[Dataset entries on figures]

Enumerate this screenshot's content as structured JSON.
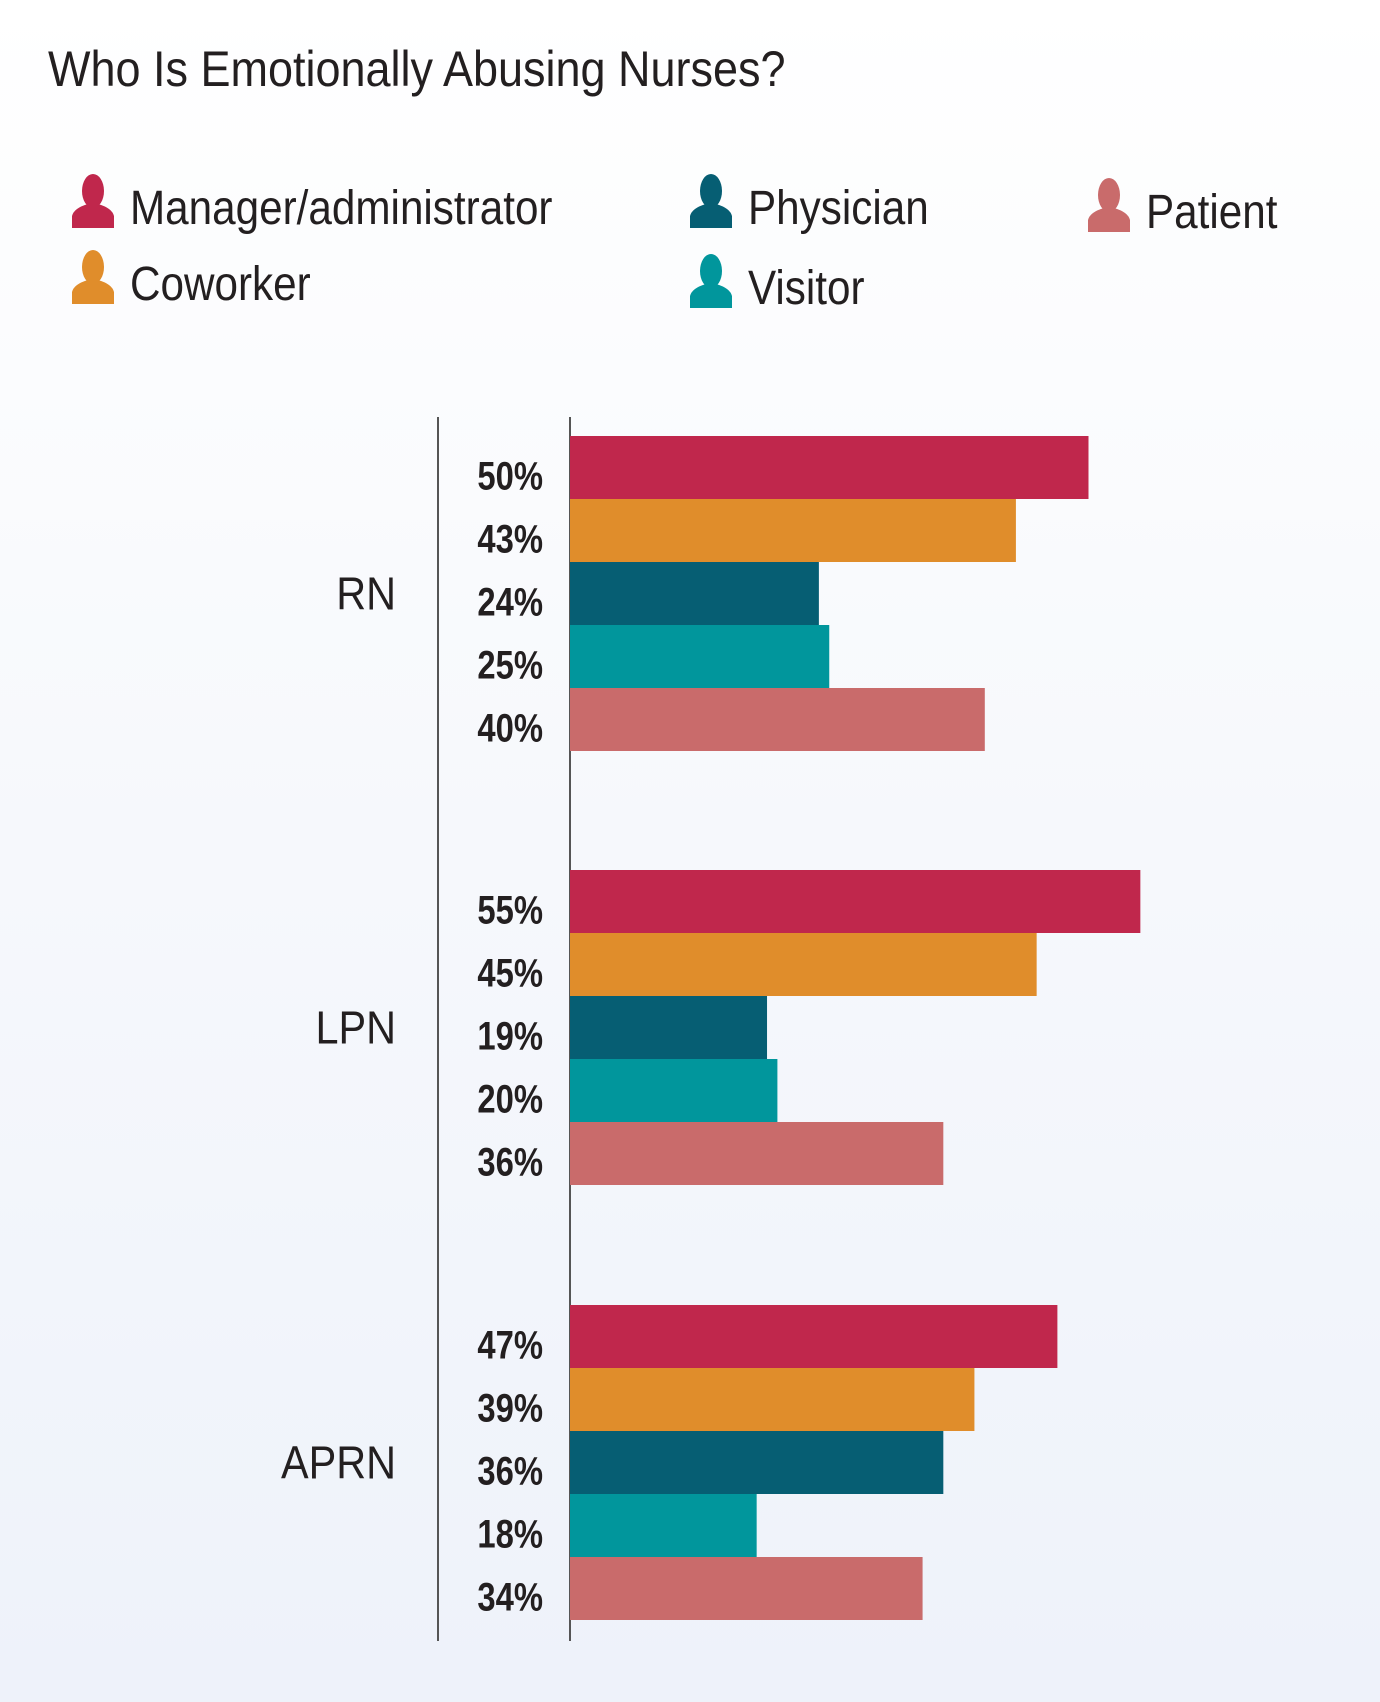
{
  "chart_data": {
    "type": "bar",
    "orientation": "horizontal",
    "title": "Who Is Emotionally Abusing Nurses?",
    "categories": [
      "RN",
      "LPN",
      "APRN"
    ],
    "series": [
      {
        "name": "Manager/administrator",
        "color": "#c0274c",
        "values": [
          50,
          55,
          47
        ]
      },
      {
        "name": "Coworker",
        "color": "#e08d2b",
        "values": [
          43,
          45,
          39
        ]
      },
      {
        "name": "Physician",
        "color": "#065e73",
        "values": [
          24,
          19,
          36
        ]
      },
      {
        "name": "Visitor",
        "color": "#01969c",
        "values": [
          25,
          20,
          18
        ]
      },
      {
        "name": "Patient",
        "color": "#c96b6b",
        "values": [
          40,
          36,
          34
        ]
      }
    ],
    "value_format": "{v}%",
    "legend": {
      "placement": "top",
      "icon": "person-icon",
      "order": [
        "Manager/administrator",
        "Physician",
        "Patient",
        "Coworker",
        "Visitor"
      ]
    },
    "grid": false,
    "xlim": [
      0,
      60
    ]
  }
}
...
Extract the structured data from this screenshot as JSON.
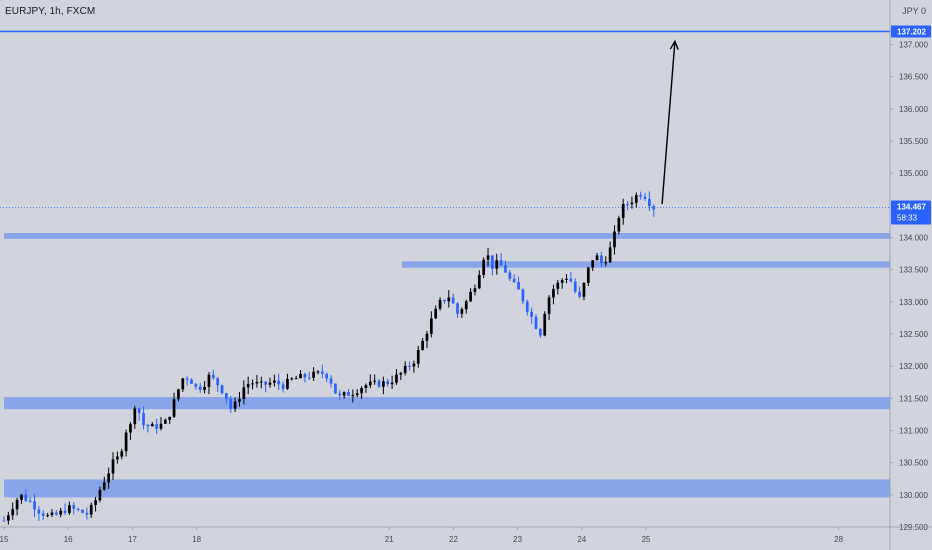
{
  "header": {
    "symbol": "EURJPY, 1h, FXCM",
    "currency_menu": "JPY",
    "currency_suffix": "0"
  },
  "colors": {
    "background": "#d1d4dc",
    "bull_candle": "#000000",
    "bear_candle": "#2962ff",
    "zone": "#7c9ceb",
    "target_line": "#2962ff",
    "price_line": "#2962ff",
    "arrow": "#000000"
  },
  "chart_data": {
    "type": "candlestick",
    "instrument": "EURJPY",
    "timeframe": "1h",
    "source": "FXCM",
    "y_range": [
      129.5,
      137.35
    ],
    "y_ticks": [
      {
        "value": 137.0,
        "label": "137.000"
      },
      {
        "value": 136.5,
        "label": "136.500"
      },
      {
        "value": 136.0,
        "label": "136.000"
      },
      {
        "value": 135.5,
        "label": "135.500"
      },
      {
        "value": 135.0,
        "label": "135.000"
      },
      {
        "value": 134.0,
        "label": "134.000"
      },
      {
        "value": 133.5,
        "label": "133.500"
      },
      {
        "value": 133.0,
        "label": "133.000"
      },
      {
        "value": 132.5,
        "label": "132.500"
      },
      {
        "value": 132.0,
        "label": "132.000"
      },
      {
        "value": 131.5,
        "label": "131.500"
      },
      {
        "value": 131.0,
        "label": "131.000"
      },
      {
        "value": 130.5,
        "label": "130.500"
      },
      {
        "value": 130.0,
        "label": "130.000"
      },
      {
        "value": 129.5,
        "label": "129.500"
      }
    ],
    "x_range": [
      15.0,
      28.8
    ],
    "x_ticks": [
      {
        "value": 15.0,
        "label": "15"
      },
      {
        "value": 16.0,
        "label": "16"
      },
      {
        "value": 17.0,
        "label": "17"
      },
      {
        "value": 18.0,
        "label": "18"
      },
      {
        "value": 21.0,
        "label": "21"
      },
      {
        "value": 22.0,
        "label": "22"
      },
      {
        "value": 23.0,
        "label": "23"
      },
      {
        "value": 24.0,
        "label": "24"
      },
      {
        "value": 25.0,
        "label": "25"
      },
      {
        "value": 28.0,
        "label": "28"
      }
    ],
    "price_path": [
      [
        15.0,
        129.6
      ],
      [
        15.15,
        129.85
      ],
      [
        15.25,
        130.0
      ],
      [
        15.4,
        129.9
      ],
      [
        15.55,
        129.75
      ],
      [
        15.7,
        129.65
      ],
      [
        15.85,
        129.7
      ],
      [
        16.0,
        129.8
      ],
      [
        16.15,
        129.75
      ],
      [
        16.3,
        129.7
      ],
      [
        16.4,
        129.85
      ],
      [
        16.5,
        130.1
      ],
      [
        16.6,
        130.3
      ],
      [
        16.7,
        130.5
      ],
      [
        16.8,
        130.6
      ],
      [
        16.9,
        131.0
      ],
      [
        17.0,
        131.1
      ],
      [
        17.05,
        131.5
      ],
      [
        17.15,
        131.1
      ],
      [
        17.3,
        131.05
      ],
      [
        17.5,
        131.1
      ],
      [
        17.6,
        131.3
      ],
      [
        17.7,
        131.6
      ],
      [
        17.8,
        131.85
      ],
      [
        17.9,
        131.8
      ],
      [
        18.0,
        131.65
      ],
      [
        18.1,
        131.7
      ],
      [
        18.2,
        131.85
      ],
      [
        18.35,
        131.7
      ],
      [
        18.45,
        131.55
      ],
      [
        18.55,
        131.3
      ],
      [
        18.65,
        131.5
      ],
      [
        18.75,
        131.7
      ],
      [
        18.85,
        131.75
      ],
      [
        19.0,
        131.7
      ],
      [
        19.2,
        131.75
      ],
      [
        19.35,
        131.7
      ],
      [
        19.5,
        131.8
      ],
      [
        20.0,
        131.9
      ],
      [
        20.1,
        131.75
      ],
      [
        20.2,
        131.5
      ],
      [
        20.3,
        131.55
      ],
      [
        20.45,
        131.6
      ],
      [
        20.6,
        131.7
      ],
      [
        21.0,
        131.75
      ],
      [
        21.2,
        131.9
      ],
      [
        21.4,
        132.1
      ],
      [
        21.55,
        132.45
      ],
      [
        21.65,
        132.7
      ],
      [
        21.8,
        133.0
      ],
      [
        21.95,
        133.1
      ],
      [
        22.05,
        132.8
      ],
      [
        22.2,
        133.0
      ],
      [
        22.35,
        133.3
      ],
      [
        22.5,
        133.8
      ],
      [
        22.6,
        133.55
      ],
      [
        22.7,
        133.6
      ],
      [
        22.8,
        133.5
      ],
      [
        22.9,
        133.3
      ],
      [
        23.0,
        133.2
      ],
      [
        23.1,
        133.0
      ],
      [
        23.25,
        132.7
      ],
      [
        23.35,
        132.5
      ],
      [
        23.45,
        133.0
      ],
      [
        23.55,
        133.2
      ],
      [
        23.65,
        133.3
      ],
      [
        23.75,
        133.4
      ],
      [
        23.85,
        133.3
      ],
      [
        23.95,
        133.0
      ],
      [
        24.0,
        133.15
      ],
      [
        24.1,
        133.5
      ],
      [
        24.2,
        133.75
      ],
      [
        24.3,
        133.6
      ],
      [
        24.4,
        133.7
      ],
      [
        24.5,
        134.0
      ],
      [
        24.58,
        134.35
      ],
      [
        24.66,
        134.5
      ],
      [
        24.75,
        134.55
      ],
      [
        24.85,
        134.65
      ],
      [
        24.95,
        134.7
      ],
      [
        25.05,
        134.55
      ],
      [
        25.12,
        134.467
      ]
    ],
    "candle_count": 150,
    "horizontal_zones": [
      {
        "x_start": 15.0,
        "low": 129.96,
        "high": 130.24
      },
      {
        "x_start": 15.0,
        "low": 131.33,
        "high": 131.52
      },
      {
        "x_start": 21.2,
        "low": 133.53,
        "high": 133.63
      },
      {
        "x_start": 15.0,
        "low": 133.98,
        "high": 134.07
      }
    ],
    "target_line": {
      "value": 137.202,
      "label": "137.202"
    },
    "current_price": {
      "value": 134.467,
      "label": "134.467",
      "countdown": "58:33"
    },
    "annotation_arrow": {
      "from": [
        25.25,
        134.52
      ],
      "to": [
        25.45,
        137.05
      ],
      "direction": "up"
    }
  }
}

Written exercise> Look through the records above and report how many lines hold the word "administrator", giving only the number.

Output for this task> 2